**WRITTEN TASK:** Among the lines below, list those containing the string "Population".

[Records from a data source]
##########

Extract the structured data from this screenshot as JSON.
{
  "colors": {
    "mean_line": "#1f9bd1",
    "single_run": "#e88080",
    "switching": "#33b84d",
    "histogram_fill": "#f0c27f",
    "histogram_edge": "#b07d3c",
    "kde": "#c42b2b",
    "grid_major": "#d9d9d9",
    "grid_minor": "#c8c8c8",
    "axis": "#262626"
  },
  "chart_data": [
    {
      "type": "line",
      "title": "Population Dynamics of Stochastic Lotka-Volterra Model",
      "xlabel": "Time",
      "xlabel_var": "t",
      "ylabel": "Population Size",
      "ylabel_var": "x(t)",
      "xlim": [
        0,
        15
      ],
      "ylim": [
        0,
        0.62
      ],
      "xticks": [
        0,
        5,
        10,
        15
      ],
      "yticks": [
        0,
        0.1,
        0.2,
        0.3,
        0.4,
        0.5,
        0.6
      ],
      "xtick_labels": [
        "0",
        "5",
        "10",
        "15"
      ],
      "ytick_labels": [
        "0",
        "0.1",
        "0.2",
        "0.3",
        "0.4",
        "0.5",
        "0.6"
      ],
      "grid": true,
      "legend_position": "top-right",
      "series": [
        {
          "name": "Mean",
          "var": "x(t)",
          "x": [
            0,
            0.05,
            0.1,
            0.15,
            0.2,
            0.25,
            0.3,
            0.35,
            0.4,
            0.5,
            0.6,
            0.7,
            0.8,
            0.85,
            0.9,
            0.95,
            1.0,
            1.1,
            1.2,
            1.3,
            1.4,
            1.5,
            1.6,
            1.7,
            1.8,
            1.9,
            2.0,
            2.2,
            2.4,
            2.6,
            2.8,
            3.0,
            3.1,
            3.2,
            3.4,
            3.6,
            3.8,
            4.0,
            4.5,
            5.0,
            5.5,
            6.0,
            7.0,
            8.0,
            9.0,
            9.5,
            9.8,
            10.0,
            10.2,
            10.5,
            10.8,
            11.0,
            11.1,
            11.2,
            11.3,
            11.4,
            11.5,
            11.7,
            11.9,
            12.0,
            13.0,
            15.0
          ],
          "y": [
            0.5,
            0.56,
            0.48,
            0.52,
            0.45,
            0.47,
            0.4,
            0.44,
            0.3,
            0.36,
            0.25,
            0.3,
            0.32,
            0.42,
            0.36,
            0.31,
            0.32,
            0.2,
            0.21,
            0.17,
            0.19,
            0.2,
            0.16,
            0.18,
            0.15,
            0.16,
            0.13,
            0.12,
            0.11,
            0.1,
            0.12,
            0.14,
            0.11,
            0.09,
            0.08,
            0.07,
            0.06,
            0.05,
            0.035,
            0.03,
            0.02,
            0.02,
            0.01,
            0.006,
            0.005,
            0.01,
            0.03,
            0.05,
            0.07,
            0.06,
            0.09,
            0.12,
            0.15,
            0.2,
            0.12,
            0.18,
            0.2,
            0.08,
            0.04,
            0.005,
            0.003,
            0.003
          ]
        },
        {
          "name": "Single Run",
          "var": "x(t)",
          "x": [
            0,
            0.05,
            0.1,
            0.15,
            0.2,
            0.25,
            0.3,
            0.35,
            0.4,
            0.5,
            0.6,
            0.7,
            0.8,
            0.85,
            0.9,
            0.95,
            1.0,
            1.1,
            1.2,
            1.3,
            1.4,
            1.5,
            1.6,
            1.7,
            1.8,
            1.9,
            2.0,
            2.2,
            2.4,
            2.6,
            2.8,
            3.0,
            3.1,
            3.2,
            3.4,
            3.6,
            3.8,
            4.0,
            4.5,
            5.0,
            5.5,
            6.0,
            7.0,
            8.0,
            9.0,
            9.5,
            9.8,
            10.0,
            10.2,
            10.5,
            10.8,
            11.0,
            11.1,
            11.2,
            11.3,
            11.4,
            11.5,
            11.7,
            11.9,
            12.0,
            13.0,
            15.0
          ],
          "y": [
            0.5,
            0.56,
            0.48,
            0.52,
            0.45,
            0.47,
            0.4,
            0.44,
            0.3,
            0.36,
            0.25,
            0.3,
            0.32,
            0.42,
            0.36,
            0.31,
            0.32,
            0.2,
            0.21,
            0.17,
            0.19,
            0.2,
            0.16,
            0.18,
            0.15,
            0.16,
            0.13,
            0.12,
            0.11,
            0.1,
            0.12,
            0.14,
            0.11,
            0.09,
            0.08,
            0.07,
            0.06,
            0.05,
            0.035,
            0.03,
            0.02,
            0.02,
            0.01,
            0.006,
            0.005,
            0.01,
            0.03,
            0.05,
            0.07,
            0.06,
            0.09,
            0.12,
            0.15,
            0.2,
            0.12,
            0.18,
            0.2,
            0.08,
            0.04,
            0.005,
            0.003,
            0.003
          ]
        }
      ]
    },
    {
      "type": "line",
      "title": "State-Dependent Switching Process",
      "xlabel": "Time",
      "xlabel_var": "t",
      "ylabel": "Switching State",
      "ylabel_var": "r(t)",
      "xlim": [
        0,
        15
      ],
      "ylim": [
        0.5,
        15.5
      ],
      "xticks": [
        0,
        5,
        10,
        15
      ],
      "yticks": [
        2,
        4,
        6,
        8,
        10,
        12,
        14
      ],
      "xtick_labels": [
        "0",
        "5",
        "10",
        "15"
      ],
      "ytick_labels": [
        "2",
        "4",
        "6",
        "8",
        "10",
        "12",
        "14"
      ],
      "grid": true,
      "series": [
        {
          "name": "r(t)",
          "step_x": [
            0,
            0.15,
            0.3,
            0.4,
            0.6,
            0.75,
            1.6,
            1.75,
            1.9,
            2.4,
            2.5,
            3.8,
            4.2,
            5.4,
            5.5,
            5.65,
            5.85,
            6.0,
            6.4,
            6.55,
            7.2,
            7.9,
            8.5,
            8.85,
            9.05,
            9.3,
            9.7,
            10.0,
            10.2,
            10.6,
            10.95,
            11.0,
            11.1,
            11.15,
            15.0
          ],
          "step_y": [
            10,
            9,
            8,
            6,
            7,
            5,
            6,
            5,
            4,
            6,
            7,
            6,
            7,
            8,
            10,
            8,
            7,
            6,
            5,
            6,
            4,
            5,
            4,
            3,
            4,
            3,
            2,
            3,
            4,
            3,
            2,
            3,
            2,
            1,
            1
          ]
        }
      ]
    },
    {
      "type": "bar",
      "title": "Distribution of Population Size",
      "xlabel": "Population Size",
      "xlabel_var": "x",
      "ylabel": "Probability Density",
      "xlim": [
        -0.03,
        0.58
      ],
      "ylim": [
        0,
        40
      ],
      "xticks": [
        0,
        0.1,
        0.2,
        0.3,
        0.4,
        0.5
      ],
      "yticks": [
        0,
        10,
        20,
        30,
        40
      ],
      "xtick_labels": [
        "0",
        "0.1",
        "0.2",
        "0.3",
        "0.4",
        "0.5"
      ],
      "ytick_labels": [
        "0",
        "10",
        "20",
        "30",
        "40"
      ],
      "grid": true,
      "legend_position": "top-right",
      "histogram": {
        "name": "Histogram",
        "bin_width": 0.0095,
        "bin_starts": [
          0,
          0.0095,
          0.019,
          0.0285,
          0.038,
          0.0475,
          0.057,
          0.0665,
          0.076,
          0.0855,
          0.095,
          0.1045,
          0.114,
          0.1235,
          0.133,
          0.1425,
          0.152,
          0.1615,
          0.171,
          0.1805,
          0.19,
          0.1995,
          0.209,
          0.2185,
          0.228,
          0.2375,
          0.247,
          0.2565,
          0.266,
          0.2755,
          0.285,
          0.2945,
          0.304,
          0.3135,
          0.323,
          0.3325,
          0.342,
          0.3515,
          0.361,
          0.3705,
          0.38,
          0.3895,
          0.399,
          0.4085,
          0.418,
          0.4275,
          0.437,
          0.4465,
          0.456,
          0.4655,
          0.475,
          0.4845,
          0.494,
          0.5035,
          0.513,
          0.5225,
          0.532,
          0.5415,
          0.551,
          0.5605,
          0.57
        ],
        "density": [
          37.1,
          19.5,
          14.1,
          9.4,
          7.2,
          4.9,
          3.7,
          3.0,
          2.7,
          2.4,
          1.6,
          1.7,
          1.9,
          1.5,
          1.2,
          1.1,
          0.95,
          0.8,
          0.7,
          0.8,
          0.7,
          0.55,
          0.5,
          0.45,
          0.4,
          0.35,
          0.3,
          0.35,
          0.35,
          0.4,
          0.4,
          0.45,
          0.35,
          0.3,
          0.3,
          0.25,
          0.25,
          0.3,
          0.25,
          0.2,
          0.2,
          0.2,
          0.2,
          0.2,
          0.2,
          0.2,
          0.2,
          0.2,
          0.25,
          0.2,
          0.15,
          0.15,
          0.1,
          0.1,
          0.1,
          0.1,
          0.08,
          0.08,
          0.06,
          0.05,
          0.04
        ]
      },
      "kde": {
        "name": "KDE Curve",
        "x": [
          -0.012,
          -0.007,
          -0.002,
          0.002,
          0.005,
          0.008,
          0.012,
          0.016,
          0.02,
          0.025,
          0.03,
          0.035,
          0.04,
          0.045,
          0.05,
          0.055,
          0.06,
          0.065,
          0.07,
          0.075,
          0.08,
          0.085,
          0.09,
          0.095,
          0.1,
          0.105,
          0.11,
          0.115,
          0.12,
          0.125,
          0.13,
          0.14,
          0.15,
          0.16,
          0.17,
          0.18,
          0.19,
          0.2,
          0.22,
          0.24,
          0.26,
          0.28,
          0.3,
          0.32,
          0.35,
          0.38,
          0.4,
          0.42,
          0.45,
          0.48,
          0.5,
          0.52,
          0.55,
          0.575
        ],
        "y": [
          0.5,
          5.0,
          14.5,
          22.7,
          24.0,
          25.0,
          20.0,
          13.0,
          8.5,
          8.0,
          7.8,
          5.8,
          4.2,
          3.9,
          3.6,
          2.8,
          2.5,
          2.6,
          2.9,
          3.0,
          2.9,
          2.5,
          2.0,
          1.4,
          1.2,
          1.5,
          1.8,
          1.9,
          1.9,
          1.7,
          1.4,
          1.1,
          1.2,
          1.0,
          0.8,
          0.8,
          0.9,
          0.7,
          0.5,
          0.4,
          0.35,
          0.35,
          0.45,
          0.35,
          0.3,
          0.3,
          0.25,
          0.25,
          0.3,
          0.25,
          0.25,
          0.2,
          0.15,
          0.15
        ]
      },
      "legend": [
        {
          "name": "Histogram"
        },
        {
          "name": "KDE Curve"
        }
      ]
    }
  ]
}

##########

**FINISHED EXERCISE:**
      "title": "Population Dynamics of Stochastic Lotka-Volterra Model",
      "ylabel": "Population Size",
      "title": "Distribution of Population Size",
      "xlabel": "Population Size",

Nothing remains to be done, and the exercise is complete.